===== EXTRAHIERTER TEXT =====

# ANSI C: Inhalt einer Textdatei löschen?



## Tensi (11. Mai 2003)

Hallo!

Ich stehe wiedermal vor einem Problem:
ich möchte den Inhalt einer Textdatei
komplett löschen oder wenn das nicht möglich
ist, die ganze Datei löschen und ohne Inhalt
wieder erstellen ... und das ganze mit ANSI C ...

Vielen Dank für Eure Hilfe!!!


----------



## rook (11. Mai 2003)

```
#include <stdio.h>

#define FileName "test.dat"

int main(int argc, char **argv)
{
	FILE *pFile;

	pFile = fopen(FileName, "w");

	if(pFile != NULL)
	{
		fwrite(NULL, 0, 0, pFile);
		fclose(pFile);
	}

	return 0;
}
```

so wird die datei "test.dat" 0 bytes haben...


----------



## Tensi (11. Mai 2003)

Vielen Dank!

So hätte ich mir das auch schon gedacht,
war aber dann der Meinung das die Datei mit
Nullen aufgefüllt wird. 
Aber NULL steht dann für "nichts", oder?!

Nochmals vielen Dank!!!


----------



## Daniel Toplak (11. Mai 2003)

Stimmt NULL steht für "nichts".

=====

● DEINE AUFGABE
Gib aus dem Forumsthread zum Leeren einer Textdatei mit ANSI C den Abschnitt wörtlich wieder, der mit „So hätte ich“ beginnt und bis einschließlich „Nochmals vielen Dank!!!“ reicht.

===== BEREITGESTELLTE DATEN =====

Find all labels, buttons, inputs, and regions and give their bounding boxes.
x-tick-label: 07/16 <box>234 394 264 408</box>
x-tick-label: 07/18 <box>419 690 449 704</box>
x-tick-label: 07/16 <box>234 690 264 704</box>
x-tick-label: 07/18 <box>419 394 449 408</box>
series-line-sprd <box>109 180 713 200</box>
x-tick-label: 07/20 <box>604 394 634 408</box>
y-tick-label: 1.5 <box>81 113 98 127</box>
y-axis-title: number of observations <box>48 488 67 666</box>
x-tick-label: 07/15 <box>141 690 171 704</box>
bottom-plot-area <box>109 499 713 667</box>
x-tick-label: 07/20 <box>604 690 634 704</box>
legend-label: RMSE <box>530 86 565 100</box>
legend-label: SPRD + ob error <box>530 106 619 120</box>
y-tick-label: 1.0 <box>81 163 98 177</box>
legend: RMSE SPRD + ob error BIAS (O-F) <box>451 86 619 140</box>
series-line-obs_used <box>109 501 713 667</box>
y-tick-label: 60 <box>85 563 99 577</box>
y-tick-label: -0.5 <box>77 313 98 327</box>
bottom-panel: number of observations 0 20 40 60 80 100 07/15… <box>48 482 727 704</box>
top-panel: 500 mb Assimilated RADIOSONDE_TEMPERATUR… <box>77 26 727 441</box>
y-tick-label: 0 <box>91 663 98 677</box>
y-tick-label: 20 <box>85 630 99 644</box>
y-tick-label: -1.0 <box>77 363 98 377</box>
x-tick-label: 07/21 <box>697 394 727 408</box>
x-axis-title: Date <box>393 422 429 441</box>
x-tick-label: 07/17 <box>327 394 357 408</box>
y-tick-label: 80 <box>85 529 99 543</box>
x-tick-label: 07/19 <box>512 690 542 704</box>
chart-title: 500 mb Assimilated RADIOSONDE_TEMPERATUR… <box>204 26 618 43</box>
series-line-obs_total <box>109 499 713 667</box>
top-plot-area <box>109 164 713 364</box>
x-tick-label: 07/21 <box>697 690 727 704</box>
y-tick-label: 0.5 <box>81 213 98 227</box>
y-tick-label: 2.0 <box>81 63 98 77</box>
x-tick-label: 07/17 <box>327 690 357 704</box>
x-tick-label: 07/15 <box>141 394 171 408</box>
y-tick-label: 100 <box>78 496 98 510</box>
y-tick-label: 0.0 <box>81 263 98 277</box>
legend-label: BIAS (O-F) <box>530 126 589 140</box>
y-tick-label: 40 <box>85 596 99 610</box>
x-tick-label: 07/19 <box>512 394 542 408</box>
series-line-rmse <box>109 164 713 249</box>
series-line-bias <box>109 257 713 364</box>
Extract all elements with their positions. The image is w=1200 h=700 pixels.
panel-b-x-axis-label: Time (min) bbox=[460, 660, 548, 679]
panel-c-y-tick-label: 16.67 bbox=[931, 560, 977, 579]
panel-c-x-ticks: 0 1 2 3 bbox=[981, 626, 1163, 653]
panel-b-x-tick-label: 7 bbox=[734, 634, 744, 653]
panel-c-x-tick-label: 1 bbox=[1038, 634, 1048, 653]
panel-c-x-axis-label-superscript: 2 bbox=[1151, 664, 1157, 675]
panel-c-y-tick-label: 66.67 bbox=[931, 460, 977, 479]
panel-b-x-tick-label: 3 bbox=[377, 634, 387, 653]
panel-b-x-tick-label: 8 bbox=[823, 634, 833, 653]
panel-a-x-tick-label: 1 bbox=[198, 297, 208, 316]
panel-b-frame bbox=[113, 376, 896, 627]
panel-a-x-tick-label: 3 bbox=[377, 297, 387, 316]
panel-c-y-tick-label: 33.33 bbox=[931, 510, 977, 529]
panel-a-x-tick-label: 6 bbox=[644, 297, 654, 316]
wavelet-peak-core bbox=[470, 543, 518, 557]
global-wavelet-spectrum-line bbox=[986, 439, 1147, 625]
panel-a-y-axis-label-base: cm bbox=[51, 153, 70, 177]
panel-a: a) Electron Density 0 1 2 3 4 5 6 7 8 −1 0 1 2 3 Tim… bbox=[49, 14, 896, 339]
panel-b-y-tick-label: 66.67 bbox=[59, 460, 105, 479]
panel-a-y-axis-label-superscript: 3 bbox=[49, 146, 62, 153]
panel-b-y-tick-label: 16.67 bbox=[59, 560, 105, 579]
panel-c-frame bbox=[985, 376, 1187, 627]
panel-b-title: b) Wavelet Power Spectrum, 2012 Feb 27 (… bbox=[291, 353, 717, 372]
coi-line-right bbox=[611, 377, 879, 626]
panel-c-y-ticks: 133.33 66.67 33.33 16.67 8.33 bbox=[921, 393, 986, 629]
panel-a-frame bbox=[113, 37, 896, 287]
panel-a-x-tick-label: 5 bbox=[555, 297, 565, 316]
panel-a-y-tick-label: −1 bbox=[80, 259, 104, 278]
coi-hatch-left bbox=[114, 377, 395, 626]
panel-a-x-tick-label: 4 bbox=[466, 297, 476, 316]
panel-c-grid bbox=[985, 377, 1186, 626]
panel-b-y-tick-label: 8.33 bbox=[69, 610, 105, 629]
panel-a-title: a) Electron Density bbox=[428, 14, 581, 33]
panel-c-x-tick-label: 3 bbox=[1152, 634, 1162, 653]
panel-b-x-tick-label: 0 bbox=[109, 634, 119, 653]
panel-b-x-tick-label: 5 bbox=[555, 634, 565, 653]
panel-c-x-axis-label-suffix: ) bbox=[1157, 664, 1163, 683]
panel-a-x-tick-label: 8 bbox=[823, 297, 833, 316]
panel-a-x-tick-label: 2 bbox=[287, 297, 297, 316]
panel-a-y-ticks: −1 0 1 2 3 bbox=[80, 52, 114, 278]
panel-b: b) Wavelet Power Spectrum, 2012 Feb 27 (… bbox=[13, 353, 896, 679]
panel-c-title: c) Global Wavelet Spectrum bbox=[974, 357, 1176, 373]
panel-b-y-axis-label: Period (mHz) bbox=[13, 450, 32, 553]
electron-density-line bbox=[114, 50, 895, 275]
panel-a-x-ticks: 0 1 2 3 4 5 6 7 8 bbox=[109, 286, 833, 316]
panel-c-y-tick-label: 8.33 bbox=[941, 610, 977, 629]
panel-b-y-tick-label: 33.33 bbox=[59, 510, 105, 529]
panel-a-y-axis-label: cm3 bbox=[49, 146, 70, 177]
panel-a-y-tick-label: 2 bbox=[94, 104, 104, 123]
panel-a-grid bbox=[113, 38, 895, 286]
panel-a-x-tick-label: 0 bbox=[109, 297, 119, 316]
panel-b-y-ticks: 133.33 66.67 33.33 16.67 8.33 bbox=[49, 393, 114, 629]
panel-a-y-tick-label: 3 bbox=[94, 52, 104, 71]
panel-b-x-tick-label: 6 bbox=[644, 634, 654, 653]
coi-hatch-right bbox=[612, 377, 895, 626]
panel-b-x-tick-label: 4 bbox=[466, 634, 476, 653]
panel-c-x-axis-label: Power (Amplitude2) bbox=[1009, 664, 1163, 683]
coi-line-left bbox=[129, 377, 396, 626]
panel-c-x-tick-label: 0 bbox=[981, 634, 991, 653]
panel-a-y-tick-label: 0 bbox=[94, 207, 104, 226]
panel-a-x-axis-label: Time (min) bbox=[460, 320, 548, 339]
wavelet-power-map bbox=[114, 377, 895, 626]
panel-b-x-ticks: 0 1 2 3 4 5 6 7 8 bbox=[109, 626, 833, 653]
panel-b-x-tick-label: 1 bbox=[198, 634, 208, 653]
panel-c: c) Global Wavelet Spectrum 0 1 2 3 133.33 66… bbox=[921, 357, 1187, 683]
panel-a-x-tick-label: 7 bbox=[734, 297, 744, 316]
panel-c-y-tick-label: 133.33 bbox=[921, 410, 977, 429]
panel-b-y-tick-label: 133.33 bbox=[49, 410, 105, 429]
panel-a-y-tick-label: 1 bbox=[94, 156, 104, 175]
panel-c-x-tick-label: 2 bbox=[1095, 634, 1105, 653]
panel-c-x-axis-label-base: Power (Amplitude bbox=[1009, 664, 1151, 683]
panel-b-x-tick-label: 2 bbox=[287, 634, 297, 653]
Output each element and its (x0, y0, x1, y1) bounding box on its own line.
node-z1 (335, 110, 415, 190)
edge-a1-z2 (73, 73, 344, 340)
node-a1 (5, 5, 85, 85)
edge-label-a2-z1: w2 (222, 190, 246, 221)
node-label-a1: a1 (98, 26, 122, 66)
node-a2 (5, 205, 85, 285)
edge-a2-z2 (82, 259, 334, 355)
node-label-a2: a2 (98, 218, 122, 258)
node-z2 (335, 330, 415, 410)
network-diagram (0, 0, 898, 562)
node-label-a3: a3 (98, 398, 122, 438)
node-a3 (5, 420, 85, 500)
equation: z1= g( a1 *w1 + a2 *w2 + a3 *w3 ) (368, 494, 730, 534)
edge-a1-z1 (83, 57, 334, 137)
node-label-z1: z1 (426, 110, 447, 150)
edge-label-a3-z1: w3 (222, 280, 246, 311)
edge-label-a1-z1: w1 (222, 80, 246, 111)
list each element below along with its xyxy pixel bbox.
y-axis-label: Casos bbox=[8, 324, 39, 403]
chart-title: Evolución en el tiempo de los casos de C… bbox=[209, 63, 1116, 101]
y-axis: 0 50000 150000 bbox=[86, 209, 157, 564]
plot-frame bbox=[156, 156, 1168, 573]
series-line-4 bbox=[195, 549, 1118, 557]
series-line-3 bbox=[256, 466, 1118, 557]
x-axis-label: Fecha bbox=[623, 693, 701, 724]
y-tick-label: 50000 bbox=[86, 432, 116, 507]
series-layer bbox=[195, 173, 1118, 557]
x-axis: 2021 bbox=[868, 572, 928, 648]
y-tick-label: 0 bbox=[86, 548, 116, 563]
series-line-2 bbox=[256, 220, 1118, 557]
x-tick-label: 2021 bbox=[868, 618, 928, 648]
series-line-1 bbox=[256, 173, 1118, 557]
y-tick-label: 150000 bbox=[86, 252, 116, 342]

=====

● ANTWORTFELD
So hätte ich mir das auch schon gedacht,
war aber dann der Meinung das die Datei mit
Nullen aufgefüllt wird. 
Aber NULL steht dann für "nichts", oder?!

Nochmals vielen Dank!!!